**Data for processing:**

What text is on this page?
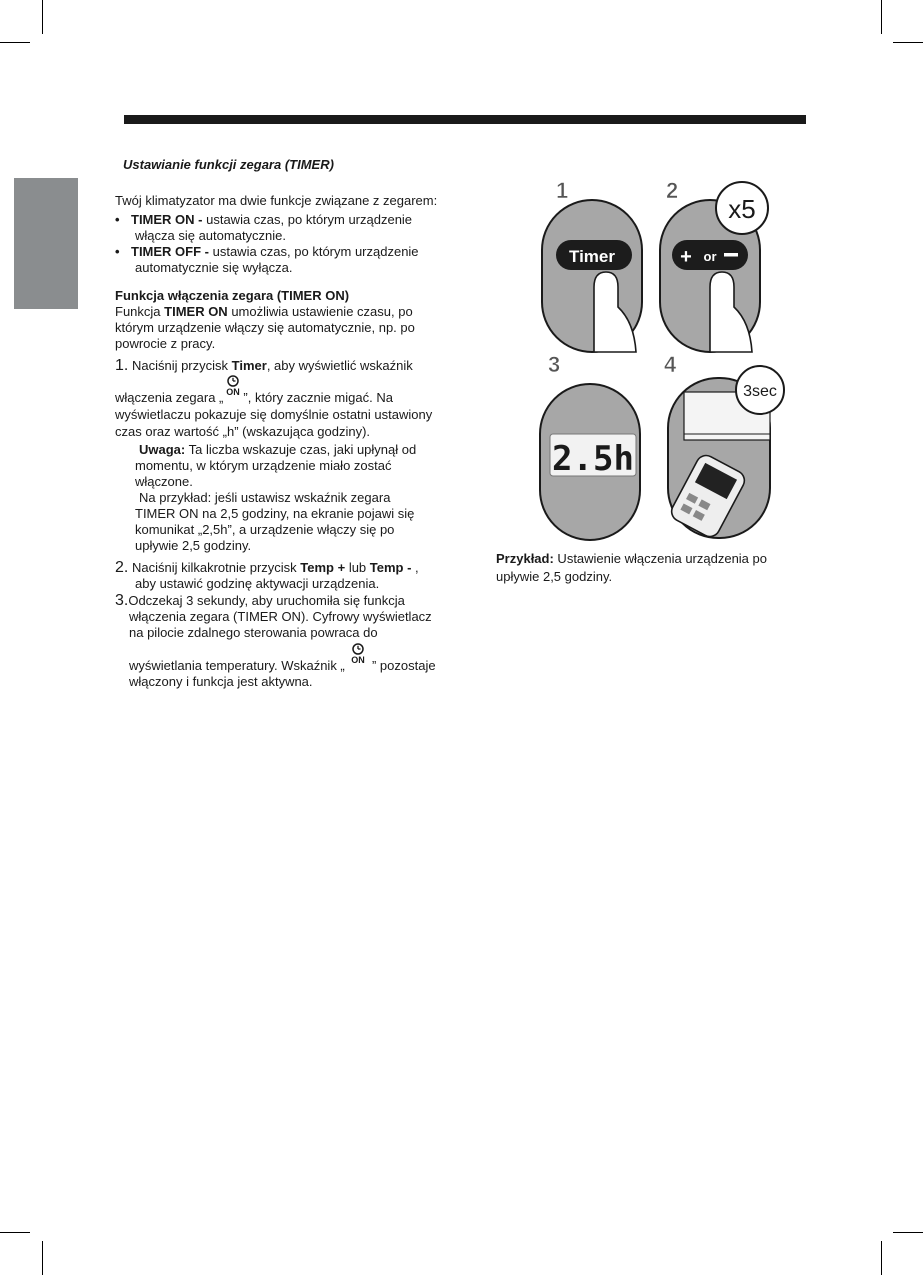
Ustawianie funkcji zegara (TIMER)
Twój klimatyzator ma dwie funkcje związane z zegarem:
• TIMER ON - ustawia czas, po którym urządzenie
włącza się automatycznie.
• TIMER OFF - ustawia czas, po którym urządzenie
automatycznie się wyłącza.
Funkcja włączenia zegara (TIMER ON)
Funkcja TIMER ON umożliwia ustawienie czasu, po
którym urządzenie włączy się automatycznie, np. po
powrocie z pracy.
1. Naciśnij przycisk Timer, aby wyświetlić wskaźnik
włączenia zegara „ ON ”, który zacznie migać. Na
wyświetlaczu pokazuje się domyślnie ostatni ustawiony
czas oraz wartość „h” (wskazująca godziny).
Uwaga: Ta liczba wskazuje czas, jaki upłynął od
momentu, w którym urządzenie miało zostać
włączone.
Na przykład: jeśli ustawisz wskaźnik zegara
TIMER ON na 2,5 godziny, na ekranie pojawi się
komunikat „2,5h”, a urządzenie włączy się po
upływie 2,5 godziny.
2. Naciśnij kilkakrotnie przycisk Temp + lub Temp - ,
aby ustawić godzinę aktywacji urządzenia.
3.Odczekaj 3 sekundy, aby uruchomiła się funkcja
włączenia zegara (TIMER ON). Cyfrowy wyświetlacz
na pilocie zdalnego sterowania powraca do
wyświetlania temperatury. Wskaźnik „ ON ” pozostaje
włączony i funkcja jest aktywna.
1
Timer
2
+ or
x5
3
2.5h
4
3sec
Przykład: Ustawienie włączenia urządzenia po
upływie 2,5 godziny.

**Directions for this task:**
Output the data exactly. Pictures don't belong in the result.

**Written solution:**
What text is on this page?
Ustawianie funkcji zegara (TIMER)
Twój klimatyzator ma dwie funkcje związane z zegarem:
• TIMER ON - ustawia czas, po którym urządzenie
włącza się automatycznie.
• TIMER OFF - ustawia czas, po którym urządzenie
automatycznie się wyłącza.
Funkcja włączenia zegara (TIMER ON)
Funkcja TIMER ON umożliwia ustawienie czasu, po
którym urządzenie włączy się automatycznie, np. po
powrocie z pracy.
1. Naciśnij przycisk Timer, aby wyświetlić wskaźnik
włączenia zegara „ ON ”, który zacznie migać. Na
wyświetlaczu pokazuje się domyślnie ostatni ustawiony
czas oraz wartość „h” (wskazująca godziny).
Uwaga: Ta liczba wskazuje czas, jaki upłynął od
momentu, w którym urządzenie miało zostać
włączone.
Na przykład: jeśli ustawisz wskaźnik zegara
TIMER ON na 2,5 godziny, na ekranie pojawi się
komunikat „2,5h”, a urządzenie włączy się po
upływie 2,5 godziny.
2. Naciśnij kilkakrotnie przycisk Temp + lub Temp - ,
aby ustawić godzinę aktywacji urządzenia.
3.Odczekaj 3 sekundy, aby uruchomiła się funkcja
włączenia zegara (TIMER ON). Cyfrowy wyświetlacz
na pilocie zdalnego sterowania powraca do
wyświetlania temperatury. Wskaźnik „ ON ” pozostaje
włączony i funkcja jest aktywna.
1
Timer
2
+ or
x5
3
2.5h
4
3sec
Przykład: Ustawienie włączenia urządzenia po
upływie 2,5 godziny.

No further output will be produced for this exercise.